- [Items in a dataset]:
** START **
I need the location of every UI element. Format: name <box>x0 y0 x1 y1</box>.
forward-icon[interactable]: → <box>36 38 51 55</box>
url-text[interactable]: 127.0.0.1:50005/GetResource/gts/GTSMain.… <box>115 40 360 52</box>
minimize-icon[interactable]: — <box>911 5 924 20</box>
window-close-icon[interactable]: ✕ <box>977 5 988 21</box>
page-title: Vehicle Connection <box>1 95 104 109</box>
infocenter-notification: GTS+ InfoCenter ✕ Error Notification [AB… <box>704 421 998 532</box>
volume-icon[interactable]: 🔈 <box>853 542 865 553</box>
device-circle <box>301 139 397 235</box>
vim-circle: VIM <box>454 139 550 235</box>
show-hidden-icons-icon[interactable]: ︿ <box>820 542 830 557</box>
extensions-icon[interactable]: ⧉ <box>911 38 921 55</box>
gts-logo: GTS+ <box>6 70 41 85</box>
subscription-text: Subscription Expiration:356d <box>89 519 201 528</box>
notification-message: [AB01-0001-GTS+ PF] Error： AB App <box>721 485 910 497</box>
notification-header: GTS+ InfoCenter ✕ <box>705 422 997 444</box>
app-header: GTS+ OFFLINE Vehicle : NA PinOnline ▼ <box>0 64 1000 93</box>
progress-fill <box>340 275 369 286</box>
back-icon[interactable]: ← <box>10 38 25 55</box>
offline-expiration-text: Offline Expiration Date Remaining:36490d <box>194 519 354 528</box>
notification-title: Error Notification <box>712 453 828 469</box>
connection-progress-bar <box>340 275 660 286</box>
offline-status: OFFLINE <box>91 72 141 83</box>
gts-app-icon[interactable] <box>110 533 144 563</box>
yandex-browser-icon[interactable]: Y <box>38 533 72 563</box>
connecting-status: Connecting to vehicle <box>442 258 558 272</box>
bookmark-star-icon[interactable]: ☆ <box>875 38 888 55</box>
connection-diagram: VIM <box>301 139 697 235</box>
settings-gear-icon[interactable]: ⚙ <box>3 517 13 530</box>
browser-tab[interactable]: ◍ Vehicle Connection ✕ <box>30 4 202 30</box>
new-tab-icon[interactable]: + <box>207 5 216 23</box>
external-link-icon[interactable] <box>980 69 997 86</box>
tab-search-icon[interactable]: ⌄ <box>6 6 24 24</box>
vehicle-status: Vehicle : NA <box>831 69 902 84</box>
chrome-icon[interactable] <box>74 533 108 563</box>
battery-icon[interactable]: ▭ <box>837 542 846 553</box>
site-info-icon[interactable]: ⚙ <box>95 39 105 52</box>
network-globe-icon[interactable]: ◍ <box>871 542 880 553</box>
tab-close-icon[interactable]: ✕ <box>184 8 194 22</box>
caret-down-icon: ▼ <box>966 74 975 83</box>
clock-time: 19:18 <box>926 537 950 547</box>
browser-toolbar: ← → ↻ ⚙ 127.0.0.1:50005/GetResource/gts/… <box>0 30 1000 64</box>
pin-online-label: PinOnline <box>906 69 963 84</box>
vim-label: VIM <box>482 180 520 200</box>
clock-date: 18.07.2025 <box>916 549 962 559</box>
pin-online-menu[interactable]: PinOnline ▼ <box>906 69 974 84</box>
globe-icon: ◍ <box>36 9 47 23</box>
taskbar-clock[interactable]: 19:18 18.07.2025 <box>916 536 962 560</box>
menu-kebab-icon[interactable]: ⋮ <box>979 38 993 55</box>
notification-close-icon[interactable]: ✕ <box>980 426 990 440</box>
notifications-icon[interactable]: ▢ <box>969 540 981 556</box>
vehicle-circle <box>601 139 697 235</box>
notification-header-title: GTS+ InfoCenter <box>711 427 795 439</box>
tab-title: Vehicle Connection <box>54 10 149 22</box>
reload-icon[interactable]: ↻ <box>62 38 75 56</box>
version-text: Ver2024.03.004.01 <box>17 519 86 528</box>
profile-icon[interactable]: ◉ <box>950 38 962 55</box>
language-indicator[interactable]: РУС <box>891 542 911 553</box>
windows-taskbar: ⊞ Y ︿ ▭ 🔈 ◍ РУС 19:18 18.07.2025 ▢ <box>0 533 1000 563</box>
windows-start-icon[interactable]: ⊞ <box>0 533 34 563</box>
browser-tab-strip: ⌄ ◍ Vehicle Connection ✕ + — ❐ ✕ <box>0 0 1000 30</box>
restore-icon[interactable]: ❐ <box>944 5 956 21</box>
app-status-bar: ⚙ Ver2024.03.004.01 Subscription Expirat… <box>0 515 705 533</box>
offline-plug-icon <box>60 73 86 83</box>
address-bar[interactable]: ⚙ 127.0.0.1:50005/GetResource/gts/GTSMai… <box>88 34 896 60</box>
** END **
- [TASK TO COMPLETE]:
Copy out every line of the data above, word for word and without changes.

- [COMPLETED TASK]:
I need the location of every UI element. Format: name <box>x0 y0 x1 y1</box>.
forward-icon[interactable]: → <box>36 38 51 55</box>
url-text[interactable]: 127.0.0.1:50005/GetResource/gts/GTSMain.… <box>115 40 360 52</box>
minimize-icon[interactable]: — <box>911 5 924 20</box>
window-close-icon[interactable]: ✕ <box>977 5 988 21</box>
page-title: Vehicle Connection <box>1 95 104 109</box>
infocenter-notification: GTS+ InfoCenter ✕ Error Notification [AB… <box>704 421 998 532</box>
volume-icon[interactable]: 🔈 <box>853 542 865 553</box>
device-circle <box>301 139 397 235</box>
vim-circle: VIM <box>454 139 550 235</box>
show-hidden-icons-icon[interactable]: ︿ <box>820 542 830 557</box>
extensions-icon[interactable]: ⧉ <box>911 38 921 55</box>
gts-logo: GTS+ <box>6 70 41 85</box>
subscription-text: Subscription Expiration:356d <box>89 519 201 528</box>
notification-message: [AB01-0001-GTS+ PF] Error： AB App <box>721 485 910 497</box>
notification-header: GTS+ InfoCenter ✕ <box>705 422 997 444</box>
app-header: GTS+ OFFLINE Vehicle : NA PinOnline ▼ <box>0 64 1000 93</box>
progress-fill <box>340 275 369 286</box>
back-icon[interactable]: ← <box>10 38 25 55</box>
offline-expiration-text: Offline Expiration Date Remaining:36490d <box>194 519 354 528</box>
notification-title: Error Notification <box>712 453 828 469</box>
connection-progress-bar <box>340 275 660 286</box>
offline-status: OFFLINE <box>91 72 141 83</box>
gts-app-icon[interactable] <box>110 533 144 563</box>
yandex-browser-icon[interactable]: Y <box>38 533 72 563</box>
connecting-status: Connecting to vehicle <box>442 258 558 272</box>
bookmark-star-icon[interactable]: ☆ <box>875 38 888 55</box>
connection-diagram: VIM <box>301 139 697 235</box>
settings-gear-icon[interactable]: ⚙ <box>3 517 13 530</box>
browser-tab[interactable]: ◍ Vehicle Connection ✕ <box>30 4 202 30</box>
new-tab-icon[interactable]: + <box>207 5 216 23</box>
external-link-icon[interactable] <box>980 69 997 86</box>
tab-search-icon[interactable]: ⌄ <box>6 6 24 24</box>
vehicle-status: Vehicle : NA <box>831 69 902 84</box>
chrome-icon[interactable] <box>74 533 108 563</box>
battery-icon[interactable]: ▭ <box>837 542 846 553</box>
site-info-icon[interactable]: ⚙ <box>95 39 105 52</box>
network-globe-icon[interactable]: ◍ <box>871 542 880 553</box>
tab-close-icon[interactable]: ✕ <box>184 8 194 22</box>
caret-down-icon: ▼ <box>966 74 975 83</box>
clock-time: 19:18 <box>926 537 950 547</box>
browser-toolbar: ← → ↻ ⚙ 127.0.0.1:50005/GetResource/gts/… <box>0 30 1000 64</box>
pin-online-label: PinOnline <box>906 69 963 84</box>
vim-label: VIM <box>482 180 520 200</box>
clock-date: 18.07.2025 <box>916 549 962 559</box>
pin-online-menu[interactable]: PinOnline ▼ <box>906 69 974 84</box>
globe-icon: ◍ <box>36 9 47 23</box>
taskbar-clock[interactable]: 19:18 18.07.2025 <box>916 536 962 560</box>
menu-kebab-icon[interactable]: ⋮ <box>979 38 993 55</box>
notification-close-icon[interactable]: ✕ <box>980 426 990 440</box>
notifications-icon[interactable]: ▢ <box>969 540 981 556</box>
vehicle-circle <box>601 139 697 235</box>
notification-header-title: GTS+ InfoCenter <box>711 427 795 439</box>
tab-title: Vehicle Connection <box>54 10 149 22</box>
reload-icon[interactable]: ↻ <box>62 38 75 56</box>
version-text: Ver2024.03.004.01 <box>17 519 86 528</box>
profile-icon[interactable]: ◉ <box>950 38 962 55</box>
language-indicator[interactable]: РУС <box>891 542 911 553</box>
windows-taskbar: ⊞ Y ︿ ▭ 🔈 ◍ РУС 19:18 18.07.2025 ▢ <box>0 533 1000 563</box>
windows-start-icon[interactable]: ⊞ <box>0 533 34 563</box>
browser-tab-strip: ⌄ ◍ Vehicle Connection ✕ + — ❐ ✕ <box>0 0 1000 30</box>
restore-icon[interactable]: ❐ <box>944 5 956 21</box>
app-status-bar: ⚙ Ver2024.03.004.01 Subscription Expirat… <box>0 515 705 533</box>
offline-plug-icon <box>60 73 86 83</box>
address-bar[interactable]: ⚙ 127.0.0.1:50005/GetResource/gts/GTSMai… <box>88 34 896 60</box>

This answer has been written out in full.